When you retype the data, keep every word exactly and include none of the pictures.
▬▬▬▬▬▬▬▬▬▬
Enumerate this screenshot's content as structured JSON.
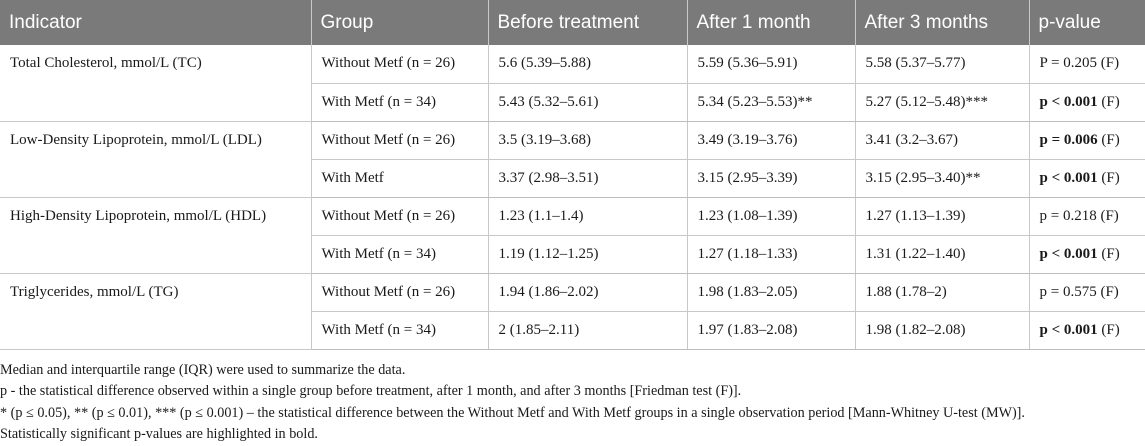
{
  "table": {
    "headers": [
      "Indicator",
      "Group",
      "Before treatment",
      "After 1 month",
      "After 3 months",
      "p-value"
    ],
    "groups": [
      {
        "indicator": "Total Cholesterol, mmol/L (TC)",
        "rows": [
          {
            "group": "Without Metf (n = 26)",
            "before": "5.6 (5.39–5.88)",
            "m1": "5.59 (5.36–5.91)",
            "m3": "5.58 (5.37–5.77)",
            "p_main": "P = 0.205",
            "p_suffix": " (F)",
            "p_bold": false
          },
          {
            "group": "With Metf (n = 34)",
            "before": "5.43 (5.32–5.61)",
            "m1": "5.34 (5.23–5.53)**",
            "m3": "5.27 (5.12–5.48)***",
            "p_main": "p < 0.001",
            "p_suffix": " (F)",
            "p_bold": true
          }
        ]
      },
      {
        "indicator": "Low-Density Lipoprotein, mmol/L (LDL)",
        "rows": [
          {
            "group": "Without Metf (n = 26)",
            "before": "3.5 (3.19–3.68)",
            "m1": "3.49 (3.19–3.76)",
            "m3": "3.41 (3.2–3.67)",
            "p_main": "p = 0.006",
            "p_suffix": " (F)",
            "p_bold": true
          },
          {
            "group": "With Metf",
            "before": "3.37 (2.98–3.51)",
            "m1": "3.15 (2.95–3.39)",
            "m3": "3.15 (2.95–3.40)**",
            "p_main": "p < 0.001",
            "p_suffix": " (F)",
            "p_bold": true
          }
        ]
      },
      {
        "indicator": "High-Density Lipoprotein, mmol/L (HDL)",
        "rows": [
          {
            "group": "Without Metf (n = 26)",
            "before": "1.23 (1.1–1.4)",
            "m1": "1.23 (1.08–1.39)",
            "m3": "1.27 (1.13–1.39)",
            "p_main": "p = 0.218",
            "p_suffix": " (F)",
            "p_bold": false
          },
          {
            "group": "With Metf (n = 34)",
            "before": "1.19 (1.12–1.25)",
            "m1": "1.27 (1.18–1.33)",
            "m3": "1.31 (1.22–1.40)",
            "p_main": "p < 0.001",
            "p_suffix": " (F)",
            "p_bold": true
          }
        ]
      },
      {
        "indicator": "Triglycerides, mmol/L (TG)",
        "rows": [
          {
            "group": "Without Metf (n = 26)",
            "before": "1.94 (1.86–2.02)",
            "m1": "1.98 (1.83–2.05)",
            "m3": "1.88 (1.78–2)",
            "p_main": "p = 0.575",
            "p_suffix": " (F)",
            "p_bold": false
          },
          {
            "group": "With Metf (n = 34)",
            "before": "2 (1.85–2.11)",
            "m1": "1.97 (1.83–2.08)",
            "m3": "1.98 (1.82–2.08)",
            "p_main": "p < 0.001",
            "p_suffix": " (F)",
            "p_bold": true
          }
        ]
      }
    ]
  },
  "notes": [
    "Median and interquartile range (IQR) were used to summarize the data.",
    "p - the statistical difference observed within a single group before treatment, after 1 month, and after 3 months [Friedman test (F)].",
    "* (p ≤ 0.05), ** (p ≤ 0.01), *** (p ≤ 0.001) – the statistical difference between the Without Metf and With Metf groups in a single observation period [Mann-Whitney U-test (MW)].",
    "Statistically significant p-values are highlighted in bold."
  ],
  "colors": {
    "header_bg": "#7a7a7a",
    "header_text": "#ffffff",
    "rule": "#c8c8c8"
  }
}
▬▬▬▬▬▬▬▬▬▬
Output of the exercise:
Enumerate this screenshot's content as structured JSON.
{
  "table": {
    "headers": [
      "Indicator",
      "Group",
      "Before treatment",
      "After 1 month",
      "After 3 months",
      "p-value"
    ],
    "groups": [
      {
        "indicator": "Total Cholesterol, mmol/L (TC)",
        "rows": [
          {
            "group": "Without Metf (n = 26)",
            "before": "5.6 (5.39–5.88)",
            "m1": "5.59 (5.36–5.91)",
            "m3": "5.58 (5.37–5.77)",
            "p_main": "P = 0.205",
            "p_suffix": " (F)",
            "p_bold": false
          },
          {
            "group": "With Metf (n = 34)",
            "before": "5.43 (5.32–5.61)",
            "m1": "5.34 (5.23–5.53)**",
            "m3": "5.27 (5.12–5.48)***",
            "p_main": "p < 0.001",
            "p_suffix": " (F)",
            "p_bold": true
          }
        ]
      },
      {
        "indicator": "Low-Density Lipoprotein, mmol/L (LDL)",
        "rows": [
          {
            "group": "Without Metf (n = 26)",
            "before": "3.5 (3.19–3.68)",
            "m1": "3.49 (3.19–3.76)",
            "m3": "3.41 (3.2–3.67)",
            "p_main": "p = 0.006",
            "p_suffix": " (F)",
            "p_bold": true
          },
          {
            "group": "With Metf",
            "before": "3.37 (2.98–3.51)",
            "m1": "3.15 (2.95–3.39)",
            "m3": "3.15 (2.95–3.40)**",
            "p_main": "p < 0.001",
            "p_suffix": " (F)",
            "p_bold": true
          }
        ]
      },
      {
        "indicator": "High-Density Lipoprotein, mmol/L (HDL)",
        "rows": [
          {
            "group": "Without Metf (n = 26)",
            "before": "1.23 (1.1–1.4)",
            "m1": "1.23 (1.08–1.39)",
            "m3": "1.27 (1.13–1.39)",
            "p_main": "p = 0.218",
            "p_suffix": " (F)",
            "p_bold": false
          },
          {
            "group": "With Metf (n = 34)",
            "before": "1.19 (1.12–1.25)",
            "m1": "1.27 (1.18–1.33)",
            "m3": "1.31 (1.22–1.40)",
            "p_main": "p < 0.001",
            "p_suffix": " (F)",
            "p_bold": true
          }
        ]
      },
      {
        "indicator": "Triglycerides, mmol/L (TG)",
        "rows": [
          {
            "group": "Without Metf (n = 26)",
            "before": "1.94 (1.86–2.02)",
            "m1": "1.98 (1.83–2.05)",
            "m3": "1.88 (1.78–2)",
            "p_main": "p = 0.575",
            "p_suffix": " (F)",
            "p_bold": false
          },
          {
            "group": "With Metf (n = 34)",
            "before": "2 (1.85–2.11)",
            "m1": "1.97 (1.83–2.08)",
            "m3": "1.98 (1.82–2.08)",
            "p_main": "p < 0.001",
            "p_suffix": " (F)",
            "p_bold": true
          }
        ]
      }
    ]
  },
  "notes": [
    "Median and interquartile range (IQR) were used to summarize the data.",
    "p - the statistical difference observed within a single group before treatment, after 1 month, and after 3 months [Friedman test (F)].",
    "* (p ≤ 0.05), ** (p ≤ 0.01), *** (p ≤ 0.001) – the statistical difference between the Without Metf and With Metf groups in a single observation period [Mann-Whitney U-test (MW)].",
    "Statistically significant p-values are highlighted in bold."
  ],
  "colors": {
    "header_bg": "#7a7a7a",
    "header_text": "#ffffff",
    "rule": "#c8c8c8"
  }
}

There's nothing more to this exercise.